# What the exercise asks
Copy out the complete listing, word for word.

# Given records

------------------------------

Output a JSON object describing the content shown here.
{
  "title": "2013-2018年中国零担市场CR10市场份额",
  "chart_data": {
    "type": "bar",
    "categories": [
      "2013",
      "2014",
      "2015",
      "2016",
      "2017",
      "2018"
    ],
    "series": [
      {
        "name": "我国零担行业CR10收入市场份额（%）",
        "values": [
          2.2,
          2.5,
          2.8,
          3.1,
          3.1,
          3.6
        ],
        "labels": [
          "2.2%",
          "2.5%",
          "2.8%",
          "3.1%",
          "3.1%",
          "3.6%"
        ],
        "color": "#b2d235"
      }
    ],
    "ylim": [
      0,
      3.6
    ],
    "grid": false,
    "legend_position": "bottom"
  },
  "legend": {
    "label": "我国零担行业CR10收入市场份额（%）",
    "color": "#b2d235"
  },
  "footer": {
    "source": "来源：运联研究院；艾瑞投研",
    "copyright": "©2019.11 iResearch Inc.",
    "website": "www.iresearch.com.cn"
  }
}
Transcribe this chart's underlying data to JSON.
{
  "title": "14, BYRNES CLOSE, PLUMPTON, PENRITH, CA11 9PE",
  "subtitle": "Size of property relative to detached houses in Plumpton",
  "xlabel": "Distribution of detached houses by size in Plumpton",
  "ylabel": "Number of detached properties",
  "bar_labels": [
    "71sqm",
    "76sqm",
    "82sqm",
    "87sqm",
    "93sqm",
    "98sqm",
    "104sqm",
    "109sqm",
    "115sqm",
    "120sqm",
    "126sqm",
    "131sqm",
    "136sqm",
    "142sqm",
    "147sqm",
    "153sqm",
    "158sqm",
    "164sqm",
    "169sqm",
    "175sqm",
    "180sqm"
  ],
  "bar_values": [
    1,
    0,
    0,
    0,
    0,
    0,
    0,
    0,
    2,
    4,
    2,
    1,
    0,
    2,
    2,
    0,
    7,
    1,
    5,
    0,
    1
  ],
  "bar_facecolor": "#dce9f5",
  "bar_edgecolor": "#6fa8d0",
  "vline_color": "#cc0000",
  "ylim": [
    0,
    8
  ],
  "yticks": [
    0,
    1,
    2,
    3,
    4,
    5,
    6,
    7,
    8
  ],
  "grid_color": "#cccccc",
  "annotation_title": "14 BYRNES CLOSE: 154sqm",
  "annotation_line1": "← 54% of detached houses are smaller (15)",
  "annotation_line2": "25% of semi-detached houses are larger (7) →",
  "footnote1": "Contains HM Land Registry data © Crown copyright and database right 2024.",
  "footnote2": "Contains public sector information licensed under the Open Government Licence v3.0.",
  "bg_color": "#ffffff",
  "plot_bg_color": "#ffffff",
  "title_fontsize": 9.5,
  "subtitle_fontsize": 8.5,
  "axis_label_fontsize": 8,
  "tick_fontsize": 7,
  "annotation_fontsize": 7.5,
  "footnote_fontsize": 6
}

------------------------------

# Answer to this problem
Output a JSON object describing the content shown here.
{
  "title": "2013-2018年中国零担市场CR10市场份额",
  "chart_data": {
    "type": "bar",
    "categories": [
      "2013",
      "2014",
      "2015",
      "2016",
      "2017",
      "2018"
    ],
    "series": [
      {
        "name": "我国零担行业CR10收入市场份额（%）",
        "values": [
          2.2,
          2.5,
          2.8,
          3.1,
          3.1,
          3.6
        ],
        "labels": [
          "2.2%",
          "2.5%",
          "2.8%",
          "3.1%",
          "3.1%",
          "3.6%"
        ],
        "color": "#b2d235"
      }
    ],
    "ylim": [
      0,
      3.6
    ],
    "grid": false,
    "legend_position": "bottom"
  },
  "legend": {
    "label": "我国零担行业CR10收入市场份额（%）",
    "color": "#b2d235"
  },
  "footer": {
    "source": "来源：运联研究院；艾瑞投研",
    "copyright": "©2019.11 iResearch Inc.",
    "website": "www.iresearch.com.cn"
  }
}
Transcribe this chart's underlying data to JSON.
{
  "title": "14, BYRNES CLOSE, PLUMPTON, PENRITH, CA11 9PE",
  "subtitle": "Size of property relative to detached houses in Plumpton",
  "xlabel": "Distribution of detached houses by size in Plumpton",
  "ylabel": "Number of detached properties",
  "bar_labels": [
    "71sqm",
    "76sqm",
    "82sqm",
    "87sqm",
    "93sqm",
    "98sqm",
    "104sqm",
    "109sqm",
    "115sqm",
    "120sqm",
    "126sqm",
    "131sqm",
    "136sqm",
    "142sqm",
    "147sqm",
    "153sqm",
    "158sqm",
    "164sqm",
    "169sqm",
    "175sqm",
    "180sqm"
  ],
  "bar_values": [
    1,
    0,
    0,
    0,
    0,
    0,
    0,
    0,
    2,
    4,
    2,
    1,
    0,
    2,
    2,
    0,
    7,
    1,
    5,
    0,
    1
  ],
  "bar_facecolor": "#dce9f5",
  "bar_edgecolor": "#6fa8d0",
  "vline_color": "#cc0000",
  "ylim": [
    0,
    8
  ],
  "yticks": [
    0,
    1,
    2,
    3,
    4,
    5,
    6,
    7,
    8
  ],
  "grid_color": "#cccccc",
  "annotation_title": "14 BYRNES CLOSE: 154sqm",
  "annotation_line1": "← 54% of detached houses are smaller (15)",
  "annotation_line2": "25% of semi-detached houses are larger (7) →",
  "footnote1": "Contains HM Land Registry data © Crown copyright and database right 2024.",
  "footnote2": "Contains public sector information licensed under the Open Government Licence v3.0.",
  "bg_color": "#ffffff",
  "plot_bg_color": "#ffffff",
  "title_fontsize": 9.5,
  "subtitle_fontsize": 8.5,
  "axis_label_fontsize": 8,
  "tick_fontsize": 7,
  "annotation_fontsize": 7.5,
  "footnote_fontsize": 6
}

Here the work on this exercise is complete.